:: To be done ::
Each entry that follows must be output without any deviation.
* * *
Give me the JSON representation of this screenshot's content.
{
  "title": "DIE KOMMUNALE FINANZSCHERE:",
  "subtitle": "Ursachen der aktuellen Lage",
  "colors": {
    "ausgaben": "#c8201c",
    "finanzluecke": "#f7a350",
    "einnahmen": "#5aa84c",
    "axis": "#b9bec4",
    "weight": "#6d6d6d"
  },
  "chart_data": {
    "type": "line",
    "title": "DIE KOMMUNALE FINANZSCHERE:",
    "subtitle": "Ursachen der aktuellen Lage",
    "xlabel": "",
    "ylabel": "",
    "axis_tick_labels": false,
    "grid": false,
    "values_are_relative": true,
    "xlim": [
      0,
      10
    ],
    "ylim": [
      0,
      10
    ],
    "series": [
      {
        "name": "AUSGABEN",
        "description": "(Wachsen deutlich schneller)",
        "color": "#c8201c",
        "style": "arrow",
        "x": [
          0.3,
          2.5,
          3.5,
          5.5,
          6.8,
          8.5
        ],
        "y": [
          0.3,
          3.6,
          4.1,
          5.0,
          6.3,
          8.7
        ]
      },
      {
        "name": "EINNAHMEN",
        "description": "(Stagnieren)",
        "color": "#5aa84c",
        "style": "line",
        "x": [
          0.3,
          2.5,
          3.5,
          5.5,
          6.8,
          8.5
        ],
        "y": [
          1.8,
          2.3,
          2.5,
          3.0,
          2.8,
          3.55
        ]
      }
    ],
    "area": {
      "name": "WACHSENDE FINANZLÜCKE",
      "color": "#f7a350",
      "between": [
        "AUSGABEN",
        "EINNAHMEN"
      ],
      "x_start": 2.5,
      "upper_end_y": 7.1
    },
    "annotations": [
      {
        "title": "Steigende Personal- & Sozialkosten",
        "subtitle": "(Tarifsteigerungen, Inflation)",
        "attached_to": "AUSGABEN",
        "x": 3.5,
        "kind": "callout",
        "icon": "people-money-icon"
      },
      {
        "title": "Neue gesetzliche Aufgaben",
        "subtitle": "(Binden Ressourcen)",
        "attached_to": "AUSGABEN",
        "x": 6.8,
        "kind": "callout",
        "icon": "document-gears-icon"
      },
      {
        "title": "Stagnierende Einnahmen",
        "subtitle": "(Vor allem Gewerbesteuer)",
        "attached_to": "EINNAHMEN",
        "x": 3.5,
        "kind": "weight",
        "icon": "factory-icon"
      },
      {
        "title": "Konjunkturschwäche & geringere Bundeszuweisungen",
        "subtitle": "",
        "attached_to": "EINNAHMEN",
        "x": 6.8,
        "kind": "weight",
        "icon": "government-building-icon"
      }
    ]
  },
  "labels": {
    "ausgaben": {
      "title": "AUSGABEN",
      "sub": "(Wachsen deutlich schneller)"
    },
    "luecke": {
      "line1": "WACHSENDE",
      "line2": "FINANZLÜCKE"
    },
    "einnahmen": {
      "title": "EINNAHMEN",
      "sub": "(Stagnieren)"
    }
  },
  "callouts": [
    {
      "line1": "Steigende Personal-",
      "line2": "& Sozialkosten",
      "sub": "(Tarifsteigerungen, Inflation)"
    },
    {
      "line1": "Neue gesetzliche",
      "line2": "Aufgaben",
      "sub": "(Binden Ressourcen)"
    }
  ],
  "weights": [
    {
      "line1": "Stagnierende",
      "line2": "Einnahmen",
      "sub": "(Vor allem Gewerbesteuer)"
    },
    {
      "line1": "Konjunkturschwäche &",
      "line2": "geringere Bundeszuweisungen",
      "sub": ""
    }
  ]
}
* * *
:: Output for this exercise ::
Give me the JSON representation of this screenshot's content.
{
  "title": "DIE KOMMUNALE FINANZSCHERE:",
  "subtitle": "Ursachen der aktuellen Lage",
  "colors": {
    "ausgaben": "#c8201c",
    "finanzluecke": "#f7a350",
    "einnahmen": "#5aa84c",
    "axis": "#b9bec4",
    "weight": "#6d6d6d"
  },
  "chart_data": {
    "type": "line",
    "title": "DIE KOMMUNALE FINANZSCHERE:",
    "subtitle": "Ursachen der aktuellen Lage",
    "xlabel": "",
    "ylabel": "",
    "axis_tick_labels": false,
    "grid": false,
    "values_are_relative": true,
    "xlim": [
      0,
      10
    ],
    "ylim": [
      0,
      10
    ],
    "series": [
      {
        "name": "AUSGABEN",
        "description": "(Wachsen deutlich schneller)",
        "color": "#c8201c",
        "style": "arrow",
        "x": [
          0.3,
          2.5,
          3.5,
          5.5,
          6.8,
          8.5
        ],
        "y": [
          0.3,
          3.6,
          4.1,
          5.0,
          6.3,
          8.7
        ]
      },
      {
        "name": "EINNAHMEN",
        "description": "(Stagnieren)",
        "color": "#5aa84c",
        "style": "line",
        "x": [
          0.3,
          2.5,
          3.5,
          5.5,
          6.8,
          8.5
        ],
        "y": [
          1.8,
          2.3,
          2.5,
          3.0,
          2.8,
          3.55
        ]
      }
    ],
    "area": {
      "name": "WACHSENDE FINANZLÜCKE",
      "color": "#f7a350",
      "between": [
        "AUSGABEN",
        "EINNAHMEN"
      ],
      "x_start": 2.5,
      "upper_end_y": 7.1
    },
    "annotations": [
      {
        "title": "Steigende Personal- & Sozialkosten",
        "subtitle": "(Tarifsteigerungen, Inflation)",
        "attached_to": "AUSGABEN",
        "x": 3.5,
        "kind": "callout",
        "icon": "people-money-icon"
      },
      {
        "title": "Neue gesetzliche Aufgaben",
        "subtitle": "(Binden Ressourcen)",
        "attached_to": "AUSGABEN",
        "x": 6.8,
        "kind": "callout",
        "icon": "document-gears-icon"
      },
      {
        "title": "Stagnierende Einnahmen",
        "subtitle": "(Vor allem Gewerbesteuer)",
        "attached_to": "EINNAHMEN",
        "x": 3.5,
        "kind": "weight",
        "icon": "factory-icon"
      },
      {
        "title": "Konjunkturschwäche & geringere Bundeszuweisungen",
        "subtitle": "",
        "attached_to": "EINNAHMEN",
        "x": 6.8,
        "kind": "weight",
        "icon": "government-building-icon"
      }
    ]
  },
  "labels": {
    "ausgaben": {
      "title": "AUSGABEN",
      "sub": "(Wachsen deutlich schneller)"
    },
    "luecke": {
      "line1": "WACHSENDE",
      "line2": "FINANZLÜCKE"
    },
    "einnahmen": {
      "title": "EINNAHMEN",
      "sub": "(Stagnieren)"
    }
  },
  "callouts": [
    {
      "line1": "Steigende Personal-",
      "line2": "& Sozialkosten",
      "sub": "(Tarifsteigerungen, Inflation)"
    },
    {
      "line1": "Neue gesetzliche",
      "line2": "Aufgaben",
      "sub": "(Binden Ressourcen)"
    }
  ],
  "weights": [
    {
      "line1": "Stagnierende",
      "line2": "Einnahmen",
      "sub": "(Vor allem Gewerbesteuer)"
    },
    {
      "line1": "Konjunkturschwäche &",
      "line2": "geringere Bundeszuweisungen",
      "sub": ""
    }
  ]
}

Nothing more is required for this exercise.